---------- Passage to read ----------
From: Josh Vermaas (vermaas2_at_illinois.edu)
Date: Wed Oct 02 2013 - 09:00:54 CDT

Hi Daniel,

In my experience, the noisiness is caused by small geometry changes
leading to large changes in the electrostatic interactions, which in the
cases I've looked at, does get smoothed out so long as the changes
aren't too large. Your example seems to be a particularly pathological
case (MM-minima don't align with QM-minima), and since what FFTK does
internally is to set the absolute minimum found in the QM- and MM-scans
to 0 energy, no amount of adding reasonable dihedrals will recover
having minima in the right place. One thing you could do is to load in
your dihedral scans (Scan Torsions->Load Dihedral Scan LOG Files) and
see which interaction is artificially too favorable (NAMDEnergy is your
friend here), and work on correcting that. My hunch is that there is too
strong of an electrostatic attraction between two distant points in your
molecule, which just needs a bit of charge reoptimization.
----------
▸ **Directive 1**:
Could you arrange the entries, from their start through the line containing "table-body: تهران 2,850,000", as a JSON list of strings with one string per line and blank lines left out?
---------- Records for the exercise ----------
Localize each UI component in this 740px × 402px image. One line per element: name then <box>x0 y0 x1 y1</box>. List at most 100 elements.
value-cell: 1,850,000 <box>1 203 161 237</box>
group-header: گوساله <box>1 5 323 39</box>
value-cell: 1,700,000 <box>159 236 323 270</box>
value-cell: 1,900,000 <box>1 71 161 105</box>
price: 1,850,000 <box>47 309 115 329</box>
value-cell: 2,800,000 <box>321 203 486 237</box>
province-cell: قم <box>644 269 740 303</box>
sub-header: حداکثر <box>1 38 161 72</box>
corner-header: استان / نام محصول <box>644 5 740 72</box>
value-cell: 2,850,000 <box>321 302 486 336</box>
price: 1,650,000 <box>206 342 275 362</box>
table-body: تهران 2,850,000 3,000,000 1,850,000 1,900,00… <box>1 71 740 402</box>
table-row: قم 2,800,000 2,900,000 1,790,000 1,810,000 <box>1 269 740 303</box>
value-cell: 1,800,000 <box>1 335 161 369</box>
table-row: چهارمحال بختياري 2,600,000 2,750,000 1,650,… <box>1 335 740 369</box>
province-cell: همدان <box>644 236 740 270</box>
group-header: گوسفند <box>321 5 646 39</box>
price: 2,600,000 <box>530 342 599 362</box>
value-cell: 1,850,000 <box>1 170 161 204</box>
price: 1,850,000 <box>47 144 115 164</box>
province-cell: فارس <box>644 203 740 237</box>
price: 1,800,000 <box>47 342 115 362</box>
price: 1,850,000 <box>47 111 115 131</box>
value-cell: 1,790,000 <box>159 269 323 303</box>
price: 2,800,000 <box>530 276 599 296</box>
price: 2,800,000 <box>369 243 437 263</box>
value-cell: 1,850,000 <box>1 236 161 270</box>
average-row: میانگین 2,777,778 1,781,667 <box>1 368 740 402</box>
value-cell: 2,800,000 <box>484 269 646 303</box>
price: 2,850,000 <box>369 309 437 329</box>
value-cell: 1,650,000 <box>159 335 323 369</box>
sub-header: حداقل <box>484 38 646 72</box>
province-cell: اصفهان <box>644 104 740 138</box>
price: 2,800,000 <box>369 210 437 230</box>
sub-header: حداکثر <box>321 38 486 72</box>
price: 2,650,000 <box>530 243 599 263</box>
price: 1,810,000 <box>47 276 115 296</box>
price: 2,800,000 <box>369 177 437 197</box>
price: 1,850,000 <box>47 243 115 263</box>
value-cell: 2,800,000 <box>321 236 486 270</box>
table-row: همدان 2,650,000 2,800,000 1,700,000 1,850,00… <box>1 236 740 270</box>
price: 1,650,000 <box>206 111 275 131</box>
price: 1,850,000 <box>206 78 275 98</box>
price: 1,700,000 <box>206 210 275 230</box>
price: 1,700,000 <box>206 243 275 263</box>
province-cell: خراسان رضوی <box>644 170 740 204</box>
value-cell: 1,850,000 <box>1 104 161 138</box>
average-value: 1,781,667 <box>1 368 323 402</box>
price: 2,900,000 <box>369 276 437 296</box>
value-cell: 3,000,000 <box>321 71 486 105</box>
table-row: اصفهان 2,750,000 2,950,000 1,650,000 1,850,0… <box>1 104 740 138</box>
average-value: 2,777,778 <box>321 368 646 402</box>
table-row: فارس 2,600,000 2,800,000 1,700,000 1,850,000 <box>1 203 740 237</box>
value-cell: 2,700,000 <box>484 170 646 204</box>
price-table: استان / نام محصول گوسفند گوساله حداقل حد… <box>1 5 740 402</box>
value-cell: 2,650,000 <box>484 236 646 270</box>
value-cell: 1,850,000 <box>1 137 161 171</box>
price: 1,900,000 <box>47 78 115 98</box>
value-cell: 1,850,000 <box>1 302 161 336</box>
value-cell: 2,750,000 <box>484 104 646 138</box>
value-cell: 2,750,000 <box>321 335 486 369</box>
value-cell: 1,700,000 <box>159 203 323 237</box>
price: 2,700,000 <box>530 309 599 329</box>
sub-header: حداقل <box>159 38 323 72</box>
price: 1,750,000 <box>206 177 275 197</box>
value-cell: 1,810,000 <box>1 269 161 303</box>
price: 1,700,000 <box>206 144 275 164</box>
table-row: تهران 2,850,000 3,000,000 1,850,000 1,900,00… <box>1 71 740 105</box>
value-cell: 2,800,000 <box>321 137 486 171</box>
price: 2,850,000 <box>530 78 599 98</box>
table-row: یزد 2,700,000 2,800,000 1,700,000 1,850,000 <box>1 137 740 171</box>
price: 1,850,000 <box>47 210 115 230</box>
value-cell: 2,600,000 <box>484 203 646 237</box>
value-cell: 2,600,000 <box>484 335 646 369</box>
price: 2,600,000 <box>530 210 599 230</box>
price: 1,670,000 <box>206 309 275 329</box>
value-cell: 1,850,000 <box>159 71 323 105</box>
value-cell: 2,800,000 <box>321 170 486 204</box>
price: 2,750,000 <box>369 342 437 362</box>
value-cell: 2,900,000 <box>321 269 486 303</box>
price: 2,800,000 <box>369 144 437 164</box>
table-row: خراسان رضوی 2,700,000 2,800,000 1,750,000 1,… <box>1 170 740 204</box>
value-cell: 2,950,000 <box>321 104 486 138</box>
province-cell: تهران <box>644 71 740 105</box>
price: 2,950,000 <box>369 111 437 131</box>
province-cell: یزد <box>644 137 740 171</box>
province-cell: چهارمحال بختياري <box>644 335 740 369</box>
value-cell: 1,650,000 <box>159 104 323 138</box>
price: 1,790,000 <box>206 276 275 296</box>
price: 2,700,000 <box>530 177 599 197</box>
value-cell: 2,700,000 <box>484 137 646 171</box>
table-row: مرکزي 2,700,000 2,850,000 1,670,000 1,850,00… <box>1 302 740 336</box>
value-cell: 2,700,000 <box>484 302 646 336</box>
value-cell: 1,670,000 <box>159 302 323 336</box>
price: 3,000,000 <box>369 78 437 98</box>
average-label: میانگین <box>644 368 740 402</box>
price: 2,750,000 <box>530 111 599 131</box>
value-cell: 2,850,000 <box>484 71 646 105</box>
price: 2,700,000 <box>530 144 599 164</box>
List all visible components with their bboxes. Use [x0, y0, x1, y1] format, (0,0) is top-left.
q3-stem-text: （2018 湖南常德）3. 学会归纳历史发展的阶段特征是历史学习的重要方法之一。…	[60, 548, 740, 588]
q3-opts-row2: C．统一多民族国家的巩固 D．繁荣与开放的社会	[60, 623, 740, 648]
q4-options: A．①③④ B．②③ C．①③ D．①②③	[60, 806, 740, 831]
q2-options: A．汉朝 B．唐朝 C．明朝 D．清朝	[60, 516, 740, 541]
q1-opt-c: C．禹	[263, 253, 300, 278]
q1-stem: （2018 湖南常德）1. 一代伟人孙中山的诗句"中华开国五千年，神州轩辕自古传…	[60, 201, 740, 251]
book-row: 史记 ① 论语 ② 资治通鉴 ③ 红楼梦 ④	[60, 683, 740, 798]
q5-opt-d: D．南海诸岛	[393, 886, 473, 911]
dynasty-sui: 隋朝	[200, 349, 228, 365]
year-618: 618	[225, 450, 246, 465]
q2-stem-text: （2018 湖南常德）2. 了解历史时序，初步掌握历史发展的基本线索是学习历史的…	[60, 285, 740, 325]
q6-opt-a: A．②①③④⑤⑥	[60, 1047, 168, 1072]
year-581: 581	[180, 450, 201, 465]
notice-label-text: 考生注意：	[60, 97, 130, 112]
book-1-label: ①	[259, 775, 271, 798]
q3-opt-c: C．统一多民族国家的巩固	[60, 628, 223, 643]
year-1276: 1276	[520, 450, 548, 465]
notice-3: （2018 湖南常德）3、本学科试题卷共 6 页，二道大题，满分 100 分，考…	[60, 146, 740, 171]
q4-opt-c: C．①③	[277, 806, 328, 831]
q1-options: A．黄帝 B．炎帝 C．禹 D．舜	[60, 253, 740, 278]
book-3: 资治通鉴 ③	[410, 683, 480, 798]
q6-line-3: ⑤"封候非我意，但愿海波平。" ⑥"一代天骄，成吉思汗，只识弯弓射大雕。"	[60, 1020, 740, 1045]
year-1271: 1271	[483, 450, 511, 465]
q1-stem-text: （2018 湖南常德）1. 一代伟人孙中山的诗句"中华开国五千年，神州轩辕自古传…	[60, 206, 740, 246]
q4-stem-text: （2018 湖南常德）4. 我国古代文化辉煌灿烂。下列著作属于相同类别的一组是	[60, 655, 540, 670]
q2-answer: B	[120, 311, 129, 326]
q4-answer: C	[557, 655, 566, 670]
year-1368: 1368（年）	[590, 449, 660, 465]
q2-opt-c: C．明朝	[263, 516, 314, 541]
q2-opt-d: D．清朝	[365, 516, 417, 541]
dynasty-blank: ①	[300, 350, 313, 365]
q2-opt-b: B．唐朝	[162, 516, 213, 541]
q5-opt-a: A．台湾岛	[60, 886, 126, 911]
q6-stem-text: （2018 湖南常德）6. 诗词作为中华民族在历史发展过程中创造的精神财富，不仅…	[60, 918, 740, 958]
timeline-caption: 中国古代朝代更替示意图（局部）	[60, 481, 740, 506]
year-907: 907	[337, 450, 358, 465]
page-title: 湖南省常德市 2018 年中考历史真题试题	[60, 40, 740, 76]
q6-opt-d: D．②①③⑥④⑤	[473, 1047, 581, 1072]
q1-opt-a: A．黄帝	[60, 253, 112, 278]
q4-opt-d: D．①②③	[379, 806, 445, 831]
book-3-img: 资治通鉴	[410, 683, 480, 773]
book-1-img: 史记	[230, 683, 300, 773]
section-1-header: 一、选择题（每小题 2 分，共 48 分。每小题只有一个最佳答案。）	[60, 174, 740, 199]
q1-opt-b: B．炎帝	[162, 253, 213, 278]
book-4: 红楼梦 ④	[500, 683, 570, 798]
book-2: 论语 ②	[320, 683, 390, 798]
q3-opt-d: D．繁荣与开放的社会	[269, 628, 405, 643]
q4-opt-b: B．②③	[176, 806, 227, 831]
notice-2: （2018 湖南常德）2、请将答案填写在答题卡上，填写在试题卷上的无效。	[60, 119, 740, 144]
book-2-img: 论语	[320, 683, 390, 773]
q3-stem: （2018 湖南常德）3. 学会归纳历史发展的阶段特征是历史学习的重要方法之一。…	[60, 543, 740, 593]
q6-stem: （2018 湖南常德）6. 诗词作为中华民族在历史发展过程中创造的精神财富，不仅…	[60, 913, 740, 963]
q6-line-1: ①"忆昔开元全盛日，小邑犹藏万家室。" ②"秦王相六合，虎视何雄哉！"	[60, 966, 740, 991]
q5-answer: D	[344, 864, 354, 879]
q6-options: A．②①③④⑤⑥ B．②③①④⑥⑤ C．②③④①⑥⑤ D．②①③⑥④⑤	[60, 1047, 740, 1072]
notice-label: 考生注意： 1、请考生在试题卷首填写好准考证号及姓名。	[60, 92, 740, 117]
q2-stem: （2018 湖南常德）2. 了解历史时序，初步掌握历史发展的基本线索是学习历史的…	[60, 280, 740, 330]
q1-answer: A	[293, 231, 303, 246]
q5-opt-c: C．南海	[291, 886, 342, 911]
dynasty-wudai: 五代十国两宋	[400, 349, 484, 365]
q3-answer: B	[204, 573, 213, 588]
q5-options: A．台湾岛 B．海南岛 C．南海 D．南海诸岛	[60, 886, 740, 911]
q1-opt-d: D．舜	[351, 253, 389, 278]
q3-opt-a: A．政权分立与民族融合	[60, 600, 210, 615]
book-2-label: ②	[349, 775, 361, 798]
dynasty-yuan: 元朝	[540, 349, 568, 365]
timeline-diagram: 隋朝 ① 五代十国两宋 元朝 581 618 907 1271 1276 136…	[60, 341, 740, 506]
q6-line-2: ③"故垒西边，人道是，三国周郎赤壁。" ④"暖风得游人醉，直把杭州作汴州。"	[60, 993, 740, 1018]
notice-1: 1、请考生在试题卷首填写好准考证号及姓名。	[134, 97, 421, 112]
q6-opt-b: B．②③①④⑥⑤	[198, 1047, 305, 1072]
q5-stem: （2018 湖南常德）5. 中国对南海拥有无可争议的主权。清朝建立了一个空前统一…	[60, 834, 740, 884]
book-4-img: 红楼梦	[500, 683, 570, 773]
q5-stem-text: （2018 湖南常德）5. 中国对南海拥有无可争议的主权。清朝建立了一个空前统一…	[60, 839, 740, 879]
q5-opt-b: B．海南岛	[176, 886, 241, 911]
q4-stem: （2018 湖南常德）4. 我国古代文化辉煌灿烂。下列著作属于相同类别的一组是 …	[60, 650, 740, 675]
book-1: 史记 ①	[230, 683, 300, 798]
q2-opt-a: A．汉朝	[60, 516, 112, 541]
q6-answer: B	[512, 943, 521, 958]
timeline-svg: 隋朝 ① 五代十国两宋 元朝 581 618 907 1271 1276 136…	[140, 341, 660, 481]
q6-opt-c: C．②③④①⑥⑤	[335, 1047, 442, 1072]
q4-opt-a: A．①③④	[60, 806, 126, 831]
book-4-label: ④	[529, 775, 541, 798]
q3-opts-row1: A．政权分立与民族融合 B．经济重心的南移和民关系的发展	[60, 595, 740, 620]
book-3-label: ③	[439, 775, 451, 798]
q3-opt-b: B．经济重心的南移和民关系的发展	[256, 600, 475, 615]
----------
▸ **Directive 2**:
From the email about dihedral scans, return word for word the part that opens with the words "In my experience, the" and closes with "of charge reoptimization.".

▸ **Exercise answer 1**:
[
  "Localize each UI component in this 740px × 402px image. One line per element: name then <box>x0 y0 x1 y1</box>. List at most 100 elements.",
  "value-cell: 1,850,000 <box>1 203 161 237</box>",
  "group-header: گوساله <box>1 5 323 39</box>",
  "value-cell: 1,700,000 <box>159 236 323 270</box>",
  "value-cell: 1,900,000 <box>1 71 161 105</box>",
  "price: 1,850,000 <box>47 309 115 329</box>",
  "value-cell: 2,800,000 <box>321 203 486 237</box>",
  "province-cell: قم <box>644 269 740 303</box>",
  "sub-header: حداکثر <box>1 38 161 72</box>",
  "corner-header: استان / نام محصول <box>644 5 740 72</box>",
  "value-cell: 2,850,000 <box>321 302 486 336</box>",
  "price: 1,650,000 <box>206 342 275 362</box>",
  "table-body: تهران 2,850,000 3,000,000 1,850,000 1,900,00… <box>1 71 740 402</box>"
]

▸ **Exercise answer 2**:
In my experience, the noisiness is caused by small geometry changes
leading to large changes in the electrostatic interactions, which in the
cases I've looked at, does get smoothed out so long as the changes
aren't too large. Your example seems to be a particularly pathological
case (MM-minima don't align with QM-minima), and since what FFTK does
internally is to set the absolute minimum found in the QM- and MM-scans
to 0 energy, no amount of adding reasonable dihedrals will recover
having minima in the right place. One thing you could do is to load in
your dihedral scans (Scan Torsions->Load Dihedral Scan LOG Files) and
see which interaction is artificially too favorable (NAMDEnergy is your
friend here), and work on correcting that. My hunch is that there is too
strong of an electrostatic attraction between two distant points in your
molecule, which just needs a bit of charge reoptimization.